(Stored data entries)
──────────

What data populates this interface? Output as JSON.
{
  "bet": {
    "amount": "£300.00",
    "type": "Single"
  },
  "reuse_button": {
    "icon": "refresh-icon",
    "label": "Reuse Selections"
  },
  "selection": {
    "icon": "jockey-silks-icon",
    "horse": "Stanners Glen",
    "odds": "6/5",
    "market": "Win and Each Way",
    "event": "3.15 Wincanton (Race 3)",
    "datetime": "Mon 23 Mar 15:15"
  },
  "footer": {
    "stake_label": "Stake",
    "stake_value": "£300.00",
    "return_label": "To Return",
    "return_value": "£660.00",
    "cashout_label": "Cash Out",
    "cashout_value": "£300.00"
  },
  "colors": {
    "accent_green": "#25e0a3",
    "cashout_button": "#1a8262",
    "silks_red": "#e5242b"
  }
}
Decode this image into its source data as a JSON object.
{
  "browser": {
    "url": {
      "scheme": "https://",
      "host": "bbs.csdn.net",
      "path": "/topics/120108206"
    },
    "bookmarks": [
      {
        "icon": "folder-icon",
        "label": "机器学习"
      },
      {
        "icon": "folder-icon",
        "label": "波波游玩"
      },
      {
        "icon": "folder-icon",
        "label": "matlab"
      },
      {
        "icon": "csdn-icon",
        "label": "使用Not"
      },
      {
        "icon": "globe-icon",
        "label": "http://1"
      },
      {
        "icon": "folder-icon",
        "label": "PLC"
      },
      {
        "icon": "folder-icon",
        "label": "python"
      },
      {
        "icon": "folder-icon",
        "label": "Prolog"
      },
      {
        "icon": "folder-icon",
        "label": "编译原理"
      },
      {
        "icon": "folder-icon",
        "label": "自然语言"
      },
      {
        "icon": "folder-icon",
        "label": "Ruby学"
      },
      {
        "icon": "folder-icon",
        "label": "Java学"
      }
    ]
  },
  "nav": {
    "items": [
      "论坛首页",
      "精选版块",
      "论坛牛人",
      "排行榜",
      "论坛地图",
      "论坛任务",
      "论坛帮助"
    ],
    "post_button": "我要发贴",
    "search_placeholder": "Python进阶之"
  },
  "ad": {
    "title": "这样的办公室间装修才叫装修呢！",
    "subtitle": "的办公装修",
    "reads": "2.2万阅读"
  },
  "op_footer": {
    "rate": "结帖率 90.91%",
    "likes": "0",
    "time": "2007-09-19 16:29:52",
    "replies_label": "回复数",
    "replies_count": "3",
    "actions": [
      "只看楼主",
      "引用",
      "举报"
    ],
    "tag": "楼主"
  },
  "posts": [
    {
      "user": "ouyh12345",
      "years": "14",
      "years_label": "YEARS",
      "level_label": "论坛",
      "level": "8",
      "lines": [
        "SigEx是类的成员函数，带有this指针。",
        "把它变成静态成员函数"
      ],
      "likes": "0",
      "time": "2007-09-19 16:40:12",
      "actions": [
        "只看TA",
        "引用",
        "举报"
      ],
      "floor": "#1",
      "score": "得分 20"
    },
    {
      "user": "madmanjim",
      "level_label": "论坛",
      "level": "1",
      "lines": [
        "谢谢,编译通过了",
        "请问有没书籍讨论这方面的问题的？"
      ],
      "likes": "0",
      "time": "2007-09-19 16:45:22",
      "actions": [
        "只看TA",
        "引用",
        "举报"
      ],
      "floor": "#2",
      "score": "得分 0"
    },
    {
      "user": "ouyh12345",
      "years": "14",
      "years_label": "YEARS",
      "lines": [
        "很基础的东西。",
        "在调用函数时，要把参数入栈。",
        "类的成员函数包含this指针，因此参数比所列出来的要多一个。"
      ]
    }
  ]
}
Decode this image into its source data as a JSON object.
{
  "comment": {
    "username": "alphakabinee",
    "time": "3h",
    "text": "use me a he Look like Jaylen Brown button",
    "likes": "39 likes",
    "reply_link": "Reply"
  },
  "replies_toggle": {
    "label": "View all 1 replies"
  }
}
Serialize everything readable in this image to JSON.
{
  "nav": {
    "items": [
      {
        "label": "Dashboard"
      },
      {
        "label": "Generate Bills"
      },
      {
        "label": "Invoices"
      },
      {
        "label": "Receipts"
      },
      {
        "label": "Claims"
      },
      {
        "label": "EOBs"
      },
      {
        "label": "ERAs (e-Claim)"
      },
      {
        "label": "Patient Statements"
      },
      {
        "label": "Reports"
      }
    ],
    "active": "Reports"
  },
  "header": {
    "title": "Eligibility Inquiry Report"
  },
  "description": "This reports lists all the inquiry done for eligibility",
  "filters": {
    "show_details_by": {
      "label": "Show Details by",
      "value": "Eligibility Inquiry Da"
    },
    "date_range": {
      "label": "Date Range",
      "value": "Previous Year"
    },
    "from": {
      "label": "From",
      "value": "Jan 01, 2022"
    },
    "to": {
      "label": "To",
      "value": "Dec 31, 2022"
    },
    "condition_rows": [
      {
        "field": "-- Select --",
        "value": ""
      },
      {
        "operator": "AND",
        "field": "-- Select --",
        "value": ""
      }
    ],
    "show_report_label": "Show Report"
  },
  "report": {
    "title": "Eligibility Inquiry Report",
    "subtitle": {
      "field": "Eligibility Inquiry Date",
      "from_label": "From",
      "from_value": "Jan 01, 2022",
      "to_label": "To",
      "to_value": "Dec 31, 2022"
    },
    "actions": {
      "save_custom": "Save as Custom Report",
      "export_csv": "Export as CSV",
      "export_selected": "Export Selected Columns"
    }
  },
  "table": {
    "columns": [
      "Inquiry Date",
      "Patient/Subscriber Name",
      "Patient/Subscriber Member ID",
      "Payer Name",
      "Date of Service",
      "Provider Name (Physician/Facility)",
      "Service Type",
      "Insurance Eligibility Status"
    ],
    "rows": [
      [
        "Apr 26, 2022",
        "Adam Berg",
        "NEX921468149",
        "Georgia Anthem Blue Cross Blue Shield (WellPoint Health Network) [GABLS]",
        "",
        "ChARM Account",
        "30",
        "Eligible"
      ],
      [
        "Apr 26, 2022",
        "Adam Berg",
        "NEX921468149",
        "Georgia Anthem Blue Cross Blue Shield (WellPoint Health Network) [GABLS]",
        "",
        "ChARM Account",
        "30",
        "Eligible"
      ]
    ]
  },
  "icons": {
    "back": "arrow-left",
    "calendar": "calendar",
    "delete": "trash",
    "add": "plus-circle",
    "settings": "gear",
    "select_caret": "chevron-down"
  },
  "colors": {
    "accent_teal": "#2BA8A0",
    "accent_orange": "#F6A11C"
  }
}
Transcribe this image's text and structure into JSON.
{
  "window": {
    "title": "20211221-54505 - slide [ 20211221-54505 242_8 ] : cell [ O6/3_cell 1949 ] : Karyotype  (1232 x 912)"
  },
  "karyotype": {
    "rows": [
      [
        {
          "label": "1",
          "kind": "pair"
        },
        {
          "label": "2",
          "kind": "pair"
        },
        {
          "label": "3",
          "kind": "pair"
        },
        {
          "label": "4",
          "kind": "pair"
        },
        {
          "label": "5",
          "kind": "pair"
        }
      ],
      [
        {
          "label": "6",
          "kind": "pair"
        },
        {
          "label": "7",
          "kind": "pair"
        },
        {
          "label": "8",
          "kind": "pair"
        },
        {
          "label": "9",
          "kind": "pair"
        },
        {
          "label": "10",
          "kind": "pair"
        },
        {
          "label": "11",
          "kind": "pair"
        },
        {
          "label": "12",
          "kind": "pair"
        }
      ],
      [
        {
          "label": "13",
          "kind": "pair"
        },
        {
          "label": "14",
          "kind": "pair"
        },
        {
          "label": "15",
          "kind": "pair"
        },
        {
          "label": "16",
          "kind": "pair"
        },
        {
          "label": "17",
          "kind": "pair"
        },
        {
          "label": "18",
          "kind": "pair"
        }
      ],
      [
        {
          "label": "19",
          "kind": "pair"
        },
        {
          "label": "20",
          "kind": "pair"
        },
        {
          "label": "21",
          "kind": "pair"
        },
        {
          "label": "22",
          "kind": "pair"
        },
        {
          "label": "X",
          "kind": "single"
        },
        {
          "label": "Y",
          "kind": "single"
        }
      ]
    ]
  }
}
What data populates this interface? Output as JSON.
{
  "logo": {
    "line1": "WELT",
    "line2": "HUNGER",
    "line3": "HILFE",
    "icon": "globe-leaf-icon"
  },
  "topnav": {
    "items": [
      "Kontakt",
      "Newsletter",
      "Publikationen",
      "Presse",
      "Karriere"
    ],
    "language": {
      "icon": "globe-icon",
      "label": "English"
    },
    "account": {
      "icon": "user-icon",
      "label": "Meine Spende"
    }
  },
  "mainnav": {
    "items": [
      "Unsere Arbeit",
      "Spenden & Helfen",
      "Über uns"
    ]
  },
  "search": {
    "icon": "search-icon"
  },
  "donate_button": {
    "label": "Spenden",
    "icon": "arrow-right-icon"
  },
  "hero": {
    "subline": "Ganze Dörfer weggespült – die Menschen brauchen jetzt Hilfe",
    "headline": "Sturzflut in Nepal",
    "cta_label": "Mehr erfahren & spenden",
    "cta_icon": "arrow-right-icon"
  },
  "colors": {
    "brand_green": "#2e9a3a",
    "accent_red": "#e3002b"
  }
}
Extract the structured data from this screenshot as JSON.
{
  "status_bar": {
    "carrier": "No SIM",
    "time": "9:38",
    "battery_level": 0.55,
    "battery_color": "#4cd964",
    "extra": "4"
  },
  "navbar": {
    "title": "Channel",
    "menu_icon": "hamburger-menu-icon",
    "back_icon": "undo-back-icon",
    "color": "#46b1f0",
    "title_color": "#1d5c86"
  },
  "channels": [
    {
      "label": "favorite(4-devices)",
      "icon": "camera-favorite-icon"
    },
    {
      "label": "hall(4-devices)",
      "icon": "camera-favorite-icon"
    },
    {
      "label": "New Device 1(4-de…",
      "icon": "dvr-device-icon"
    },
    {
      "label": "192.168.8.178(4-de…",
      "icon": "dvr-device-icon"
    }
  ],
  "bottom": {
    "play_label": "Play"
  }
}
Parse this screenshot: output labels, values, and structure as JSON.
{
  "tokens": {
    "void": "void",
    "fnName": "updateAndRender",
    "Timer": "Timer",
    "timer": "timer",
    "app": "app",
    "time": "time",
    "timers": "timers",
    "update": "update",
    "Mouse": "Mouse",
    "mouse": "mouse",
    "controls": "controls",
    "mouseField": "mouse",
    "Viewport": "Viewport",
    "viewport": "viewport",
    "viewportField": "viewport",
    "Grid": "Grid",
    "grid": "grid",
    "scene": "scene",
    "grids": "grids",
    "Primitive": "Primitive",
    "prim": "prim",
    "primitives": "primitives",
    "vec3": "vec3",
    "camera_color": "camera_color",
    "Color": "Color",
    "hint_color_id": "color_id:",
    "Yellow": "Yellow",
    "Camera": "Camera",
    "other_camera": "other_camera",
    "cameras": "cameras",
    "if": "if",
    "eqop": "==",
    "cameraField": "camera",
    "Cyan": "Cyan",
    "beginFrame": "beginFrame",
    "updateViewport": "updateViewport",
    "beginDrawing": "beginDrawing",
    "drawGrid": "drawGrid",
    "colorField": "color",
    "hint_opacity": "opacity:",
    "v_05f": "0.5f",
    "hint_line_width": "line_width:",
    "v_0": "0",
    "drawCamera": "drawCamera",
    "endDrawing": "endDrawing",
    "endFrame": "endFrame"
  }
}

──────────

EXERCISE PROMPT
Determine how many lines of the listing above hold the word "likes". Report that number without anything else.

ANSWER TO THE TASK
4